▸ **TASK TO COMPLETE**
Restate each of the lines given below, word for word.

▸ **ENTRIES PROVIDED**
== == ==

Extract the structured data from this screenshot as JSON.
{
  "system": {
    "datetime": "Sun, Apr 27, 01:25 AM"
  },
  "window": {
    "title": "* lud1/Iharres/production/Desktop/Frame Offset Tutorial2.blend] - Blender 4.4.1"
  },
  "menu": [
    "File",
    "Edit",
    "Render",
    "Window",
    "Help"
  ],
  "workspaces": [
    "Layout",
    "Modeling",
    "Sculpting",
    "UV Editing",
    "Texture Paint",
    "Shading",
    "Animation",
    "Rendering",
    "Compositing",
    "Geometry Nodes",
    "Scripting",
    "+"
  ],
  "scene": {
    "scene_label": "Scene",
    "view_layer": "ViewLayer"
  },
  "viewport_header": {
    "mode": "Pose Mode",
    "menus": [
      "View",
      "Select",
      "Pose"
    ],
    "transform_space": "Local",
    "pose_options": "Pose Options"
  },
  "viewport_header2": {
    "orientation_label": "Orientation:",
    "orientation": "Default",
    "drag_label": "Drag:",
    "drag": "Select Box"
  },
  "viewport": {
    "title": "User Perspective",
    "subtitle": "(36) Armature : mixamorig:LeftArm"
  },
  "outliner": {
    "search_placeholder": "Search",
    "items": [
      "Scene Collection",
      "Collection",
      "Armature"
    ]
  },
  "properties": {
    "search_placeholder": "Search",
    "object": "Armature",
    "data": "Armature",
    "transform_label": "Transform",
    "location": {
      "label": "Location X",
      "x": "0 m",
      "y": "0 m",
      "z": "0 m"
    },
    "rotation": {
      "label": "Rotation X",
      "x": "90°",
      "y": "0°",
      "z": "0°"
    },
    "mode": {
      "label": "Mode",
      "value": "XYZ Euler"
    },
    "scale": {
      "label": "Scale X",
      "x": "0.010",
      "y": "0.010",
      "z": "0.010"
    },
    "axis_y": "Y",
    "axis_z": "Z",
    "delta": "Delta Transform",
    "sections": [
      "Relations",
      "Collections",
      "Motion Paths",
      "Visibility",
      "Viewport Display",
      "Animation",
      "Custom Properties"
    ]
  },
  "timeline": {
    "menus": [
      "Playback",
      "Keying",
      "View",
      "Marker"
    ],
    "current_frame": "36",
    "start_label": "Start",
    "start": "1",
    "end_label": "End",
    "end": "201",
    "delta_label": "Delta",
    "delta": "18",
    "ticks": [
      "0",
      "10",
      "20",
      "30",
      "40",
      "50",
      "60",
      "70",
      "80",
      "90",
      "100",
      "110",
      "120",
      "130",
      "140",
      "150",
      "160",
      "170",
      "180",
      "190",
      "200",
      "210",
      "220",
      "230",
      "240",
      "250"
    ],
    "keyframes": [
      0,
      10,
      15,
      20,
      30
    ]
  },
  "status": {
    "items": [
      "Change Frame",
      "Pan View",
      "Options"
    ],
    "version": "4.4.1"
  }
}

== == ==

▸ **ANSWER TO THE PROBLEM**
Extract the structured data from this screenshot as JSON.
{
  "system": {
    "datetime": "Sun, Apr 27, 01:25 AM"
  },
  "window": {
    "title": "* lud1/Iharres/production/Desktop/Frame Offset Tutorial2.blend] - Blender 4.4.1"
  },
  "menu": [
    "File",
    "Edit",
    "Render",
    "Window",
    "Help"
  ],
  "workspaces": [
    "Layout",
    "Modeling",
    "Sculpting",
    "UV Editing",
    "Texture Paint",
    "Shading",
    "Animation",
    "Rendering",
    "Compositing",
    "Geometry Nodes",
    "Scripting",
    "+"
  ],
  "scene": {
    "scene_label": "Scene",
    "view_layer": "ViewLayer"
  },
  "viewport_header": {
    "mode": "Pose Mode",
    "menus": [
      "View",
      "Select",
      "Pose"
    ],
    "transform_space": "Local",
    "pose_options": "Pose Options"
  },
  "viewport_header2": {
    "orientation_label": "Orientation:",
    "orientation": "Default",
    "drag_label": "Drag:",
    "drag": "Select Box"
  },
  "viewport": {
    "title": "User Perspective",
    "subtitle": "(36) Armature : mixamorig:LeftArm"
  },
  "outliner": {
    "search_placeholder": "Search",
    "items": [
      "Scene Collection",
      "Collection",
      "Armature"
    ]
  },
  "properties": {
    "search_placeholder": "Search",
    "object": "Armature",
    "data": "Armature",
    "transform_label": "Transform",
    "location": {
      "label": "Location X",
      "x": "0 m",
      "y": "0 m",
      "z": "0 m"
    },
    "rotation": {
      "label": "Rotation X",
      "x": "90°",
      "y": "0°",
      "z": "0°"
    },
    "mode": {
      "label": "Mode",
      "value": "XYZ Euler"
    },
    "scale": {
      "label": "Scale X",
      "x": "0.010",
      "y": "0.010",
      "z": "0.010"
    },
    "axis_y": "Y",
    "axis_z": "Z",
    "delta": "Delta Transform",
    "sections": [
      "Relations",
      "Collections",
      "Motion Paths",
      "Visibility",
      "Viewport Display",
      "Animation",
      "Custom Properties"
    ]
  },
  "timeline": {
    "menus": [
      "Playback",
      "Keying",
      "View",
      "Marker"
    ],
    "current_frame": "36",
    "start_label": "Start",
    "start": "1",
    "end_label": "End",
    "end": "201",
    "delta_label": "Delta",
    "delta": "18",
    "ticks": [
      "0",
      "10",
      "20",
      "30",
      "40",
      "50",
      "60",
      "70",
      "80",
      "90",
      "100",
      "110",
      "120",
      "130",
      "140",
      "150",
      "160",
      "170",
      "180",
      "190",
      "200",
      "210",
      "220",
      "230",
      "240",
      "250"
    ],
    "keyframes": [
      0,
      10,
      15,
      20,
      30
    ]
  },
  "status": {
    "items": [
      "Change Frame",
      "Pan View",
      "Options"
    ],
    "version": "4.4.1"
  }
}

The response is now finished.